* start Information provided *
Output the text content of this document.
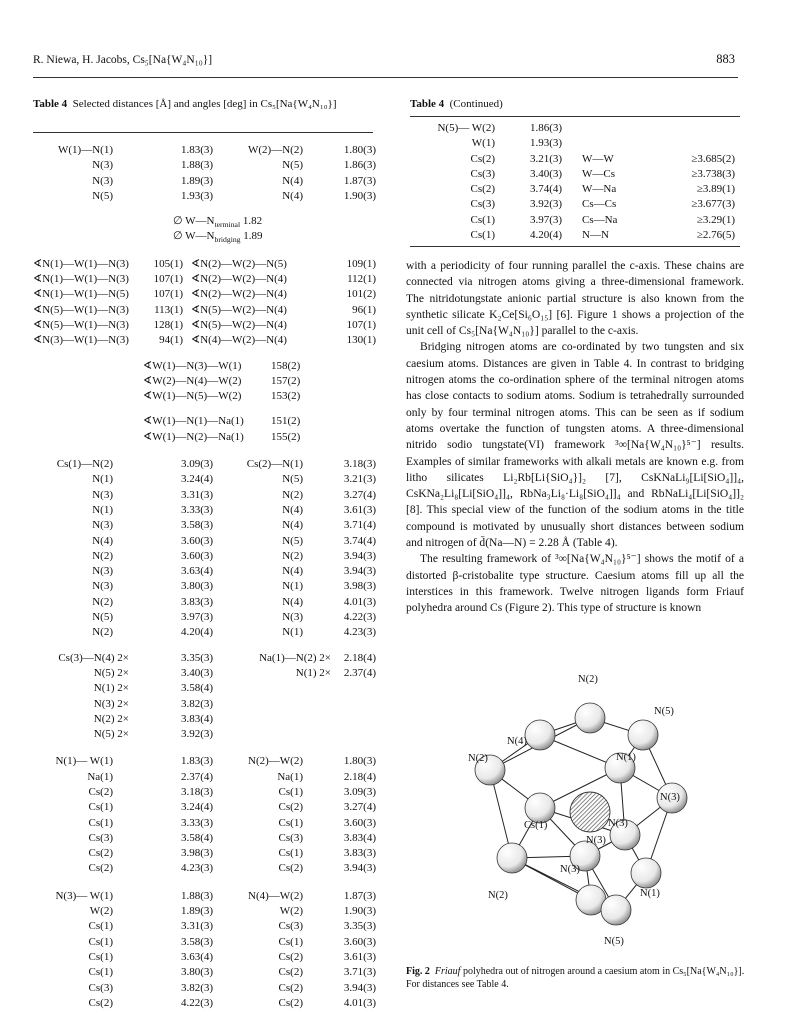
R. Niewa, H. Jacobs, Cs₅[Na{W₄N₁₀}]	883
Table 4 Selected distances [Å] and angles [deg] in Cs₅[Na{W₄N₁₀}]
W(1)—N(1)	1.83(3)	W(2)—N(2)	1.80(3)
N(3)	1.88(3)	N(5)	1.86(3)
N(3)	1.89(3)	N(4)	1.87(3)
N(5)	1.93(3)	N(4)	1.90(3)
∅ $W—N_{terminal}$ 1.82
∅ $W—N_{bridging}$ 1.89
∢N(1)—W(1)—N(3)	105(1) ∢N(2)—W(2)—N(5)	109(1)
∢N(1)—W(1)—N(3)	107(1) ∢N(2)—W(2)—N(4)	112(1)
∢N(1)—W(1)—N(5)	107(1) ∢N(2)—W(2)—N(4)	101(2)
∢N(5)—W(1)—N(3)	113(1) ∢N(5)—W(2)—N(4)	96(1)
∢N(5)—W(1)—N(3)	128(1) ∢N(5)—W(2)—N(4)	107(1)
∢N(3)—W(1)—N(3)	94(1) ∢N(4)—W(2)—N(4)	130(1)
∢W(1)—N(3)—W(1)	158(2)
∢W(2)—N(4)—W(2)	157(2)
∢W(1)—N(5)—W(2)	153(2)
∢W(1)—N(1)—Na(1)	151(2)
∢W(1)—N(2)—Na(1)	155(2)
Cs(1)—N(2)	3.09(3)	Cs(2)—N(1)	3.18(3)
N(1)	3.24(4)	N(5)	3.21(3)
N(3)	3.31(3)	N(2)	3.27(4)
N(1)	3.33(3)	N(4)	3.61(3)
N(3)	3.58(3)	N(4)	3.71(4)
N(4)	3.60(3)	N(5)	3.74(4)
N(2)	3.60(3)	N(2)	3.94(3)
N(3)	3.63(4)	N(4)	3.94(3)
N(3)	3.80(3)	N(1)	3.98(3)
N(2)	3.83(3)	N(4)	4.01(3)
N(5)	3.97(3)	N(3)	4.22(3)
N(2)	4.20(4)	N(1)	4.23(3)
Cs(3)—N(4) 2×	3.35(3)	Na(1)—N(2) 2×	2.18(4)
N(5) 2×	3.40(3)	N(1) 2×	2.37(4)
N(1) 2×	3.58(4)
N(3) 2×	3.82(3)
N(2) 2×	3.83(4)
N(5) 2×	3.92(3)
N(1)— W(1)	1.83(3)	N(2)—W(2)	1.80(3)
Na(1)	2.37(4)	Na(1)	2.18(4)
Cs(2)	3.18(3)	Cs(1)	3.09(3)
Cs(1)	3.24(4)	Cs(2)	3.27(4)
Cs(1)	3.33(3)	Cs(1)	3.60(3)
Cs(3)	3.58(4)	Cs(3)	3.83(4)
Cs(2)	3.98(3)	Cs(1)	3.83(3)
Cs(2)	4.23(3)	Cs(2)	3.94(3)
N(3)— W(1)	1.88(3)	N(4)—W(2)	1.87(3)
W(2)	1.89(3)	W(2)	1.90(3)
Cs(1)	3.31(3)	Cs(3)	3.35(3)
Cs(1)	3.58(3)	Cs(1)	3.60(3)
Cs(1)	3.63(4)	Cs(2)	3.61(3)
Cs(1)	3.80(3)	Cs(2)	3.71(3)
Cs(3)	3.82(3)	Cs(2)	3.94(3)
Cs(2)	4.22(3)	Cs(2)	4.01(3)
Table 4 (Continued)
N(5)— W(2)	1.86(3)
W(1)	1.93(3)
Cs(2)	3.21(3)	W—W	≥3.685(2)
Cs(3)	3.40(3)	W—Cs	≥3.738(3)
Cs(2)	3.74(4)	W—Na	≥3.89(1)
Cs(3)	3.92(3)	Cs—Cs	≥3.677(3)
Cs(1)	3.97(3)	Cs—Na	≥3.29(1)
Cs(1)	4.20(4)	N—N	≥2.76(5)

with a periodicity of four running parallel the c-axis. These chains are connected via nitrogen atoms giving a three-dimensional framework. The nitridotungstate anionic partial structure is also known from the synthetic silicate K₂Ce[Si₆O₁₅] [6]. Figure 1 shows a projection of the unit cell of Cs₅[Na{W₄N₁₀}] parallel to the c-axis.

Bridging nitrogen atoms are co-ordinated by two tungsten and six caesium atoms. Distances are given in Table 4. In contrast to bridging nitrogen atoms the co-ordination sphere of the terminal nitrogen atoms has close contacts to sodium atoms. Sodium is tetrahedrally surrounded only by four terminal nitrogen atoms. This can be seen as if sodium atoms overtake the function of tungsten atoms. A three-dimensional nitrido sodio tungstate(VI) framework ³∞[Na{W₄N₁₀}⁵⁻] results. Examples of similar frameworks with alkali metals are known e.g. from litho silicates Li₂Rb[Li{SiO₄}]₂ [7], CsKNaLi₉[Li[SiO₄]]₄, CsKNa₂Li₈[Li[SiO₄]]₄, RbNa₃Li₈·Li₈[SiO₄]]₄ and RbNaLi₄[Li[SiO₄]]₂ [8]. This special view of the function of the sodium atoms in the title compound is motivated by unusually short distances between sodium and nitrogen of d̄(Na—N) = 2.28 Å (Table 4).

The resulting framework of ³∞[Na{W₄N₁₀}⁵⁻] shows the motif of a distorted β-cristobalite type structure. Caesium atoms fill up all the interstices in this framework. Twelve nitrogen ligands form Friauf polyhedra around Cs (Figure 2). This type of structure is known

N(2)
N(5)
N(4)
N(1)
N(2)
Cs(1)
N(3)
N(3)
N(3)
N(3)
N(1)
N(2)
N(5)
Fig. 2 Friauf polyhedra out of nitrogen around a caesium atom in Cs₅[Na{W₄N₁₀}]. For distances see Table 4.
* end Information provided *
Tally the lines of the records holding the word "W₄N₁₀", then give only the resulting number.

Output below
6